• [Task brief]: Omit all images. Write out the rest of the material exactly.

• [Recorded information]:
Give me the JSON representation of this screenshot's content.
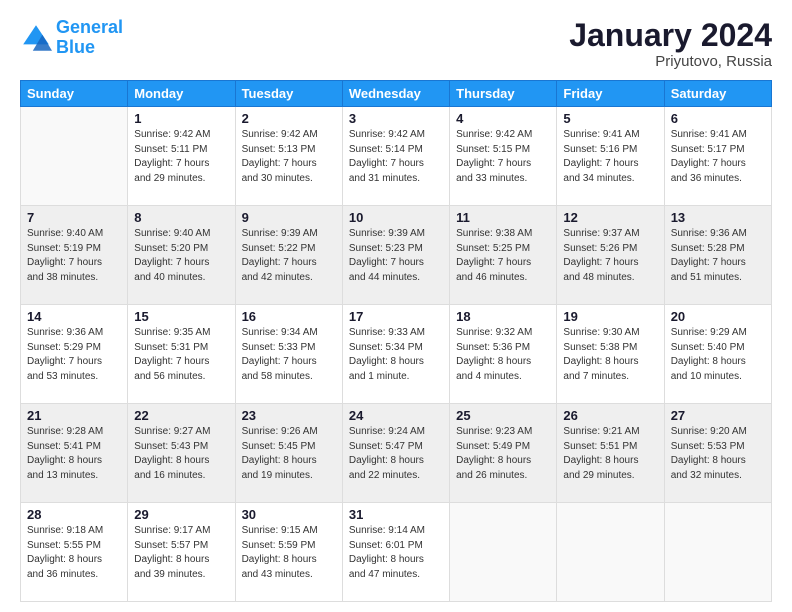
{
  "header": {
    "logo_line1": "General",
    "logo_line2": "Blue",
    "month": "January 2024",
    "location": "Priyutovo, Russia"
  },
  "weekdays": [
    "Sunday",
    "Monday",
    "Tuesday",
    "Wednesday",
    "Thursday",
    "Friday",
    "Saturday"
  ],
  "weeks": [
    [
      {
        "day": "",
        "info": ""
      },
      {
        "day": "1",
        "info": "Sunrise: 9:42 AM\nSunset: 5:11 PM\nDaylight: 7 hours\nand 29 minutes."
      },
      {
        "day": "2",
        "info": "Sunrise: 9:42 AM\nSunset: 5:13 PM\nDaylight: 7 hours\nand 30 minutes."
      },
      {
        "day": "3",
        "info": "Sunrise: 9:42 AM\nSunset: 5:14 PM\nDaylight: 7 hours\nand 31 minutes."
      },
      {
        "day": "4",
        "info": "Sunrise: 9:42 AM\nSunset: 5:15 PM\nDaylight: 7 hours\nand 33 minutes."
      },
      {
        "day": "5",
        "info": "Sunrise: 9:41 AM\nSunset: 5:16 PM\nDaylight: 7 hours\nand 34 minutes."
      },
      {
        "day": "6",
        "info": "Sunrise: 9:41 AM\nSunset: 5:17 PM\nDaylight: 7 hours\nand 36 minutes."
      }
    ],
    [
      {
        "day": "7",
        "info": "Sunrise: 9:40 AM\nSunset: 5:19 PM\nDaylight: 7 hours\nand 38 minutes."
      },
      {
        "day": "8",
        "info": "Sunrise: 9:40 AM\nSunset: 5:20 PM\nDaylight: 7 hours\nand 40 minutes."
      },
      {
        "day": "9",
        "info": "Sunrise: 9:39 AM\nSunset: 5:22 PM\nDaylight: 7 hours\nand 42 minutes."
      },
      {
        "day": "10",
        "info": "Sunrise: 9:39 AM\nSunset: 5:23 PM\nDaylight: 7 hours\nand 44 minutes."
      },
      {
        "day": "11",
        "info": "Sunrise: 9:38 AM\nSunset: 5:25 PM\nDaylight: 7 hours\nand 46 minutes."
      },
      {
        "day": "12",
        "info": "Sunrise: 9:37 AM\nSunset: 5:26 PM\nDaylight: 7 hours\nand 48 minutes."
      },
      {
        "day": "13",
        "info": "Sunrise: 9:36 AM\nSunset: 5:28 PM\nDaylight: 7 hours\nand 51 minutes."
      }
    ],
    [
      {
        "day": "14",
        "info": "Sunrise: 9:36 AM\nSunset: 5:29 PM\nDaylight: 7 hours\nand 53 minutes."
      },
      {
        "day": "15",
        "info": "Sunrise: 9:35 AM\nSunset: 5:31 PM\nDaylight: 7 hours\nand 56 minutes."
      },
      {
        "day": "16",
        "info": "Sunrise: 9:34 AM\nSunset: 5:33 PM\nDaylight: 7 hours\nand 58 minutes."
      },
      {
        "day": "17",
        "info": "Sunrise: 9:33 AM\nSunset: 5:34 PM\nDaylight: 8 hours\nand 1 minute."
      },
      {
        "day": "18",
        "info": "Sunrise: 9:32 AM\nSunset: 5:36 PM\nDaylight: 8 hours\nand 4 minutes."
      },
      {
        "day": "19",
        "info": "Sunrise: 9:30 AM\nSunset: 5:38 PM\nDaylight: 8 hours\nand 7 minutes."
      },
      {
        "day": "20",
        "info": "Sunrise: 9:29 AM\nSunset: 5:40 PM\nDaylight: 8 hours\nand 10 minutes."
      }
    ],
    [
      {
        "day": "21",
        "info": "Sunrise: 9:28 AM\nSunset: 5:41 PM\nDaylight: 8 hours\nand 13 minutes."
      },
      {
        "day": "22",
        "info": "Sunrise: 9:27 AM\nSunset: 5:43 PM\nDaylight: 8 hours\nand 16 minutes."
      },
      {
        "day": "23",
        "info": "Sunrise: 9:26 AM\nSunset: 5:45 PM\nDaylight: 8 hours\nand 19 minutes."
      },
      {
        "day": "24",
        "info": "Sunrise: 9:24 AM\nSunset: 5:47 PM\nDaylight: 8 hours\nand 22 minutes."
      },
      {
        "day": "25",
        "info": "Sunrise: 9:23 AM\nSunset: 5:49 PM\nDaylight: 8 hours\nand 26 minutes."
      },
      {
        "day": "26",
        "info": "Sunrise: 9:21 AM\nSunset: 5:51 PM\nDaylight: 8 hours\nand 29 minutes."
      },
      {
        "day": "27",
        "info": "Sunrise: 9:20 AM\nSunset: 5:53 PM\nDaylight: 8 hours\nand 32 minutes."
      }
    ],
    [
      {
        "day": "28",
        "info": "Sunrise: 9:18 AM\nSunset: 5:55 PM\nDaylight: 8 hours\nand 36 minutes."
      },
      {
        "day": "29",
        "info": "Sunrise: 9:17 AM\nSunset: 5:57 PM\nDaylight: 8 hours\nand 39 minutes."
      },
      {
        "day": "30",
        "info": "Sunrise: 9:15 AM\nSunset: 5:59 PM\nDaylight: 8 hours\nand 43 minutes."
      },
      {
        "day": "31",
        "info": "Sunrise: 9:14 AM\nSunset: 6:01 PM\nDaylight: 8 hours\nand 47 minutes."
      },
      {
        "day": "",
        "info": ""
      },
      {
        "day": "",
        "info": ""
      },
      {
        "day": "",
        "info": ""
      }
    ]
  ]
}
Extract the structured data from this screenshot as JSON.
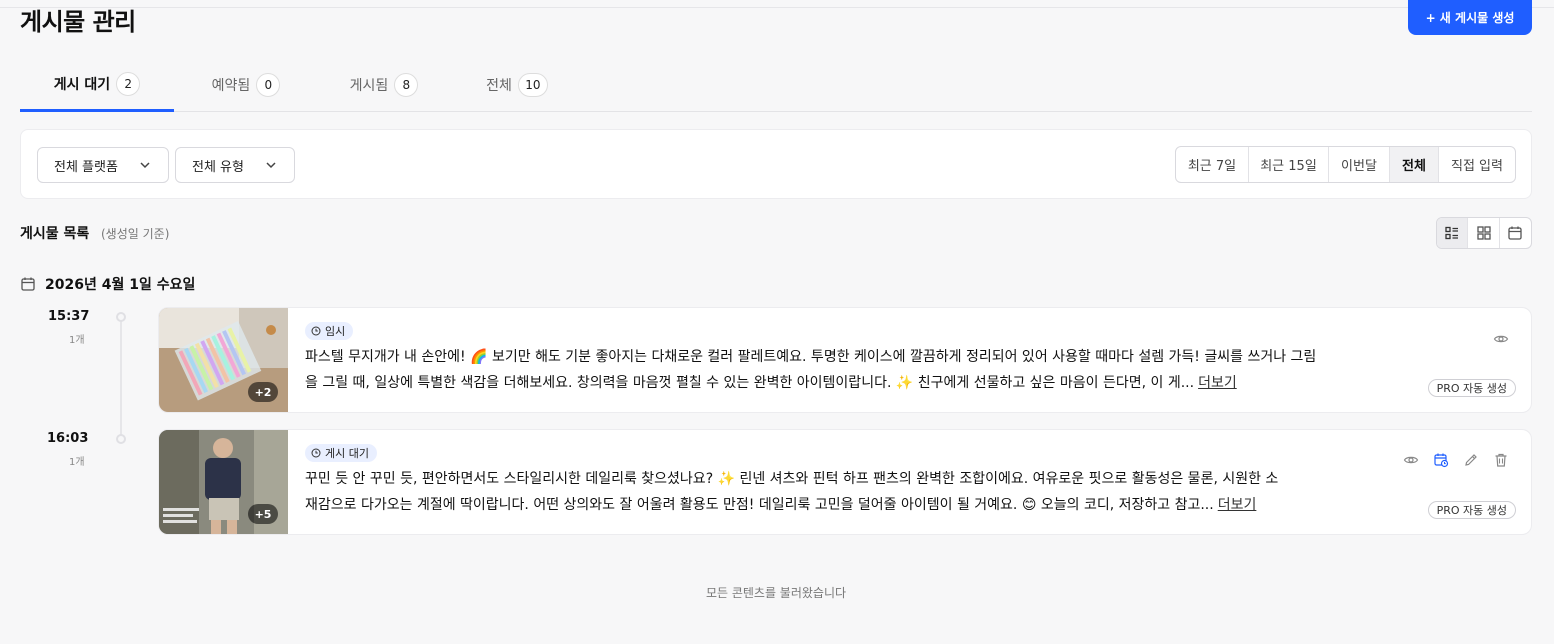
{
  "header": {
    "title": "게시물 관리",
    "create_button": "+ 새 게시물 생성"
  },
  "tabs": [
    {
      "label": "게시 대기",
      "count": "2",
      "active": true
    },
    {
      "label": "예약됨",
      "count": "0"
    },
    {
      "label": "게시됨",
      "count": "8"
    },
    {
      "label": "전체",
      "count": "10"
    }
  ],
  "filters": {
    "platform": "전체 플랫폼",
    "type": "전체 유형",
    "periods": [
      "최근 7일",
      "최근 15일",
      "이번달",
      "전체",
      "직접 입력"
    ],
    "selected_period": "전체"
  },
  "list": {
    "title": "게시물 목록",
    "subtitle": "(생성일 기준)",
    "view_modes": [
      "list-icon",
      "grid-icon",
      "calendar-icon"
    ],
    "selected_view": "list-icon"
  },
  "date_group": {
    "label": "2026년 4월 1일 수요일"
  },
  "posts": [
    {
      "time": "15:37",
      "count": "1개",
      "status": "임시",
      "more_images": "+2",
      "caption_line1": "파스텔 무지개가 내 손안에! 🌈 보기만 해도 기분 좋아지는 다채로운 컬러 팔레트예요. 투명한 케이스에 깔끔하게 정리되어 있어 사용할 때마다 설렘 가득! 글씨를 쓰거나 그림",
      "caption_line2": "을 그릴 때, 일상에 특별한 색감을 더해보세요. 창의력을 마음껏 펼칠 수 있는 완벽한 아이템이랍니다. ✨ 친구에게 선물하고 싶은 마음이 든다면, 이 게...",
      "more": "더보기",
      "pro": "PRO 자동 생성"
    },
    {
      "time": "16:03",
      "count": "1개",
      "status": "게시 대기",
      "more_images": "+5",
      "caption_line1": "꾸민 듯 안 꾸민 듯, 편안하면서도 스타일리시한 데일리룩 찾으셨나요? ✨ 린넨 셔츠와 핀턱 하프 팬츠의 완벽한 조합이에요. 여유로운 핏으로 활동성은 물론, 시원한 소",
      "caption_line2": "재감으로 다가오는 계절에 딱이랍니다. 어떤 상의와도 잘 어울려 활용도 만점! 데일리룩 고민을 덜어줄 아이템이 될 거예요. 😊 오늘의 코디, 저장하고 참고...",
      "more": "더보기",
      "pro": "PRO 자동 생성"
    }
  ],
  "footer": "모든 콘텐츠를 불러왔습니다",
  "colors": {
    "accent": "#1f5eff",
    "badge_bg": "#e9efff"
  }
}
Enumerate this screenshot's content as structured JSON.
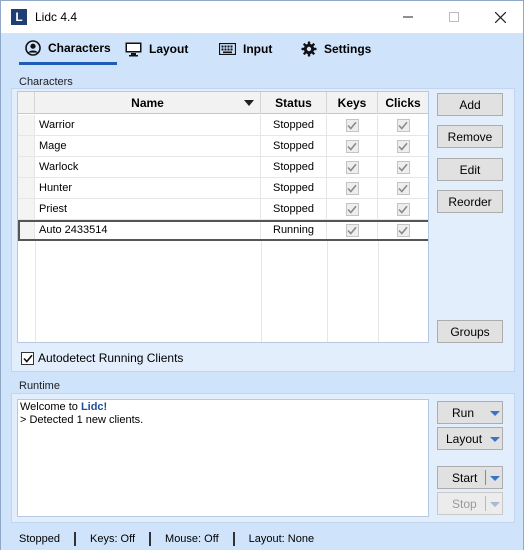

• [Reply to the exercise]:
Give me the JSON representation of this screenshot's content.
{
  "header": {
    "logo_line1": "General",
    "logo_line2": "Blue",
    "month": "January 2024",
    "location": "Priyutovo, Russia"
  },
  "weekdays": [
    "Sunday",
    "Monday",
    "Tuesday",
    "Wednesday",
    "Thursday",
    "Friday",
    "Saturday"
  ],
  "weeks": [
    [
      {
        "day": "",
        "info": ""
      },
      {
        "day": "1",
        "info": "Sunrise: 9:42 AM\nSunset: 5:11 PM\nDaylight: 7 hours\nand 29 minutes."
      },
      {
        "day": "2",
        "info": "Sunrise: 9:42 AM\nSunset: 5:13 PM\nDaylight: 7 hours\nand 30 minutes."
      },
      {
        "day": "3",
        "info": "Sunrise: 9:42 AM\nSunset: 5:14 PM\nDaylight: 7 hours\nand 31 minutes."
      },
      {
        "day": "4",
        "info": "Sunrise: 9:42 AM\nSunset: 5:15 PM\nDaylight: 7 hours\nand 33 minutes."
      },
      {
        "day": "5",
        "info": "Sunrise: 9:41 AM\nSunset: 5:16 PM\nDaylight: 7 hours\nand 34 minutes."
      },
      {
        "day": "6",
        "info": "Sunrise: 9:41 AM\nSunset: 5:17 PM\nDaylight: 7 hours\nand 36 minutes."
      }
    ],
    [
      {
        "day": "7",
        "info": "Sunrise: 9:40 AM\nSunset: 5:19 PM\nDaylight: 7 hours\nand 38 minutes."
      },
      {
        "day": "8",
        "info": "Sunrise: 9:40 AM\nSunset: 5:20 PM\nDaylight: 7 hours\nand 40 minutes."
      },
      {
        "day": "9",
        "info": "Sunrise: 9:39 AM\nSunset: 5:22 PM\nDaylight: 7 hours\nand 42 minutes."
      },
      {
        "day": "10",
        "info": "Sunrise: 9:39 AM\nSunset: 5:23 PM\nDaylight: 7 hours\nand 44 minutes."
      },
      {
        "day": "11",
        "info": "Sunrise: 9:38 AM\nSunset: 5:25 PM\nDaylight: 7 hours\nand 46 minutes."
      },
      {
        "day": "12",
        "info": "Sunrise: 9:37 AM\nSunset: 5:26 PM\nDaylight: 7 hours\nand 48 minutes."
      },
      {
        "day": "13",
        "info": "Sunrise: 9:36 AM\nSunset: 5:28 PM\nDaylight: 7 hours\nand 51 minutes."
      }
    ],
    [
      {
        "day": "14",
        "info": "Sunrise: 9:36 AM\nSunset: 5:29 PM\nDaylight: 7 hours\nand 53 minutes."
      },
      {
        "day": "15",
        "info": "Sunrise: 9:35 AM\nSunset: 5:31 PM\nDaylight: 7 hours\nand 56 minutes."
      },
      {
        "day": "16",
        "info": "Sunrise: 9:34 AM\nSunset: 5:33 PM\nDaylight: 7 hours\nand 58 minutes."
      },
      {
        "day": "17",
        "info": "Sunrise: 9:33 AM\nSunset: 5:34 PM\nDaylight: 8 hours\nand 1 minute."
      },
      {
        "day": "18",
        "info": "Sunrise: 9:32 AM\nSunset: 5:36 PM\nDaylight: 8 hours\nand 4 minutes."
      },
      {
        "day": "19",
        "info": "Sunrise: 9:30 AM\nSunset: 5:38 PM\nDaylight: 8 hours\nand 7 minutes."
      },
      {
        "day": "20",
        "info": "Sunrise: 9:29 AM\nSunset: 5:40 PM\nDaylight: 8 hours\nand 10 minutes."
      }
    ],
    [
      {
        "day": "21",
        "info": "Sunrise: 9:28 AM\nSunset: 5:41 PM\nDaylight: 8 hours\nand 13 minutes."
      },
      {
        "day": "22",
        "info": "Sunrise: 9:27 AM\nSunset: 5:43 PM\nDaylight: 8 hours\nand 16 minutes."
      },
      {
        "day": "23",
        "info": "Sunrise: 9:26 AM\nSunset: 5:45 PM\nDaylight: 8 hours\nand 19 minutes."
      },
      {
        "day": "24",
        "info": "Sunrise: 9:24 AM\nSunset: 5:47 PM\nDaylight: 8 hours\nand 22 minutes."
      },
      {
        "day": "25",
        "info": "Sunrise: 9:23 AM\nSunset: 5:49 PM\nDaylight: 8 hours\nand 26 minutes."
      },
      {
        "day": "26",
        "info": "Sunrise: 9:21 AM\nSunset: 5:51 PM\nDaylight: 8 hours\nand 29 minutes."
      },
      {
        "day": "27",
        "info": "Sunrise: 9:20 AM\nSunset: 5:53 PM\nDaylight: 8 hours\nand 32 minutes."
      }
    ],
    [
      {
        "day": "28",
        "info": "Sunrise: 9:18 AM\nSunset: 5:55 PM\nDaylight: 8 hours\nand 36 minutes."
      },
      {
        "day": "29",
        "info": "Sunrise: 9:17 AM\nSunset: 5:57 PM\nDaylight: 8 hours\nand 39 minutes."
      },
      {
        "day": "30",
        "info": "Sunrise: 9:15 AM\nSunset: 5:59 PM\nDaylight: 8 hours\nand 43 minutes."
      },
      {
        "day": "31",
        "info": "Sunrise: 9:14 AM\nSunset: 6:01 PM\nDaylight: 8 hours\nand 47 minutes."
      },
      {
        "day": "",
        "info": ""
      },
      {
        "day": "",
        "info": ""
      },
      {
        "day": "",
        "info": ""
      }
    ]
  ]
}
Extract the structured data from this screenshot as JSON.
{
  "header": {
    "title": "게시물 관리",
    "create_button": "+ 새 게시물 생성"
  },
  "tabs": [
    {
      "label": "게시 대기",
      "count": "2",
      "active": true
    },
    {
      "label": "예약됨",
      "count": "0"
    },
    {
      "label": "게시됨",
      "count": "8"
    },
    {
      "label": "전체",
      "count": "10"
    }
  ],
  "filters": {
    "platform": "전체 플랫폼",
    "type": "전체 유형",
    "periods": [
      "최근 7일",
      "최근 15일",
      "이번달",
      "전체",
      "직접 입력"
    ],
    "selected_period": "전체"
  },
  "list": {
    "title": "게시물 목록",
    "subtitle": "(생성일 기준)",
    "view_modes": [
      "list-icon",
      "grid-icon",
      "calendar-icon"
    ],
    "selected_view": "list-icon"
  },
  "date_group": {
    "label": "2026년 4월 1일 수요일"
  },
  "posts": [
    {
      "time": "15:37",
      "count": "1개",
      "status": "임시",
      "more_images": "+2",
      "caption_line1": "파스텔 무지개가 내 손안에! 🌈 보기만 해도 기분 좋아지는 다채로운 컬러 팔레트예요. 투명한 케이스에 깔끔하게 정리되어 있어 사용할 때마다 설렘 가득! 글씨를 쓰거나 그림",
      "caption_line2": "을 그릴 때, 일상에 특별한 색감을 더해보세요. 창의력을 마음껏 펼칠 수 있는 완벽한 아이템이랍니다. ✨ 친구에게 선물하고 싶은 마음이 든다면, 이 게...",
      "more": "더보기",
      "pro": "PRO 자동 생성"
    },
    {
      "time": "16:03",
      "count": "1개",
      "status": "게시 대기",
      "more_images": "+5",
      "caption_line1": "꾸민 듯 안 꾸민 듯, 편안하면서도 스타일리시한 데일리룩 찾으셨나요? ✨ 린넨 셔츠와 핀턱 하프 팬츠의 완벽한 조합이에요. 여유로운 핏으로 활동성은 물론, 시원한 소",
      "caption_line2": "재감으로 다가오는 계절에 딱이랍니다. 어떤 상의와도 잘 어울려 활용도 만점! 데일리룩 고민을 덜어줄 아이템이 될 거예요. 😊 오늘의 코디, 저장하고 참고...",
      "more": "더보기",
      "pro": "PRO 자동 생성"
    }
  ],
  "footer": "모든 콘텐츠를 불러왔습니다",
  "colors": {
    "accent": "#1f5eff",
    "badge_bg": "#e9efff"
  }
}
Enumerate this screenshot's content as structured JSON.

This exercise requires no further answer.